### PROBLEM TO SOLVE
Check each line of the records for "услуги"; collect those that have it.

[Records from a data collection]

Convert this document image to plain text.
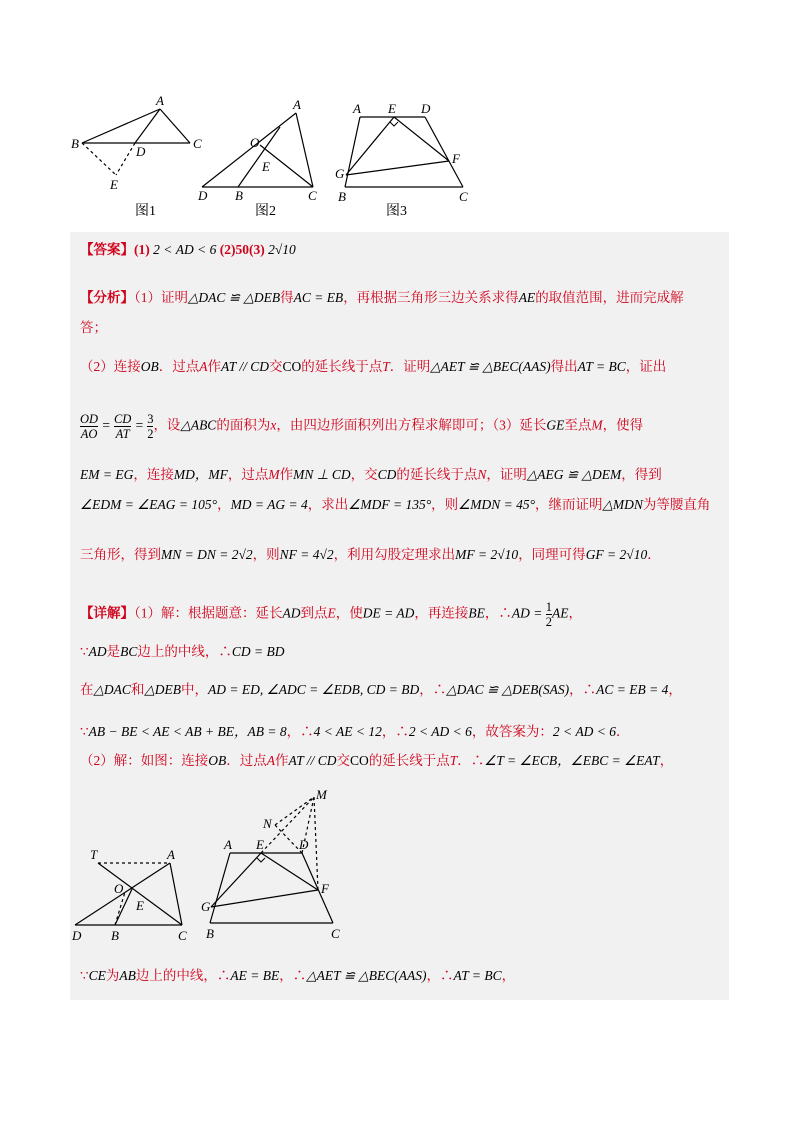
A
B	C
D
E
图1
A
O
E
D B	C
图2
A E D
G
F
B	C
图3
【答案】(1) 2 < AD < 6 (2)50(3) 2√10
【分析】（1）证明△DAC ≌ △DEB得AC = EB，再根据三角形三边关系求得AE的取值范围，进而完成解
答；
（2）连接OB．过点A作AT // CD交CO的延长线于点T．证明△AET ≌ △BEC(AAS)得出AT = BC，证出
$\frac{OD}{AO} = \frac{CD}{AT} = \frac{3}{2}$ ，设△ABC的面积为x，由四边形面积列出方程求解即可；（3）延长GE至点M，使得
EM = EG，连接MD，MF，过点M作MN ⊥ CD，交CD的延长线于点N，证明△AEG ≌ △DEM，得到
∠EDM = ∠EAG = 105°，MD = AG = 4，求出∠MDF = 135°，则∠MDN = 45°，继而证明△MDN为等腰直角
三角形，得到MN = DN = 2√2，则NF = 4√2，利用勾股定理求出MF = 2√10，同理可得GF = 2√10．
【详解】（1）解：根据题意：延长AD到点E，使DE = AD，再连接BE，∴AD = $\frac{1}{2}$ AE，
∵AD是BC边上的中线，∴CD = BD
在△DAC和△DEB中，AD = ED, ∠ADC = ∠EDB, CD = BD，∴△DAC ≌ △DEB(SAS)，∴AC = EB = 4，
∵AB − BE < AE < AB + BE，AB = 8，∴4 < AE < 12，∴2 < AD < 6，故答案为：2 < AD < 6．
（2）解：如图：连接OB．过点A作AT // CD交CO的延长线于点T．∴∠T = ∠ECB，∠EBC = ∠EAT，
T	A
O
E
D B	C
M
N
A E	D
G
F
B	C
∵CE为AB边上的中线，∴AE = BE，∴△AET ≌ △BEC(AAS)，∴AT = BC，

...

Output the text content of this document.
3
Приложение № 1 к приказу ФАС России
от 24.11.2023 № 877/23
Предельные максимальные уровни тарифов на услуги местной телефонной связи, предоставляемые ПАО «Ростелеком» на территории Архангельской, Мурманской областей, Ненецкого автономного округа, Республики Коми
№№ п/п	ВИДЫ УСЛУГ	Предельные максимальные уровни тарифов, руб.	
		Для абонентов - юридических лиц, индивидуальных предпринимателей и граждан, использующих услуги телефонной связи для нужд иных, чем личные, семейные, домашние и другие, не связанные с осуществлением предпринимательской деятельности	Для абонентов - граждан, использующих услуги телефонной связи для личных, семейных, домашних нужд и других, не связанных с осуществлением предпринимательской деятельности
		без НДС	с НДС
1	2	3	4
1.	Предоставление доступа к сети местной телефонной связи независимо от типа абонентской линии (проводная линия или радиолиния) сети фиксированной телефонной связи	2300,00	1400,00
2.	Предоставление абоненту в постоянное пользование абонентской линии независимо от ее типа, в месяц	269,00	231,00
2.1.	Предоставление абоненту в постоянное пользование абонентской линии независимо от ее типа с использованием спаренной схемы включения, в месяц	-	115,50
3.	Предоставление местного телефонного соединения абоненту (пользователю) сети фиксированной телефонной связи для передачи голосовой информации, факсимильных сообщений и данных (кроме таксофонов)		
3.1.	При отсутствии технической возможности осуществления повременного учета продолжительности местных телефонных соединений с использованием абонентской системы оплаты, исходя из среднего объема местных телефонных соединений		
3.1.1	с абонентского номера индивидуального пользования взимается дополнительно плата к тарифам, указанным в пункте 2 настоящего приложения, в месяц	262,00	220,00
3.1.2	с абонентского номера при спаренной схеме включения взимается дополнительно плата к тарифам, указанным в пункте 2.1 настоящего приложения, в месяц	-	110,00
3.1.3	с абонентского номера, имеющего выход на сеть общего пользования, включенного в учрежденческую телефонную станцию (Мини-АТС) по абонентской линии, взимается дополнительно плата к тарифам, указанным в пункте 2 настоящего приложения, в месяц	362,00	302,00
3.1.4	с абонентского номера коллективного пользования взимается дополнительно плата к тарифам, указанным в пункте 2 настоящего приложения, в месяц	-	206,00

### TASK RESPONSE
Предельные максимальные уровни тарифов на услуги местной телефонной связи, предоставляемые ПАО «Ростелеком» на территории Архангельской, Мурманской областей, Ненецкого автономного округа, Республики Коми
		Для абонентов - юридических лиц, индивидуальных предпринимателей и граждан, использующих услуги телефонной связи для нужд иных, чем личные, семейные, домашние и другие, не связанные с осуществлением предпринимательской деятельности	Для абонентов - граждан, использующих услуги телефонной связи для личных, семейных, домашних нужд и других, не связанных с осуществлением предпринимательской деятельности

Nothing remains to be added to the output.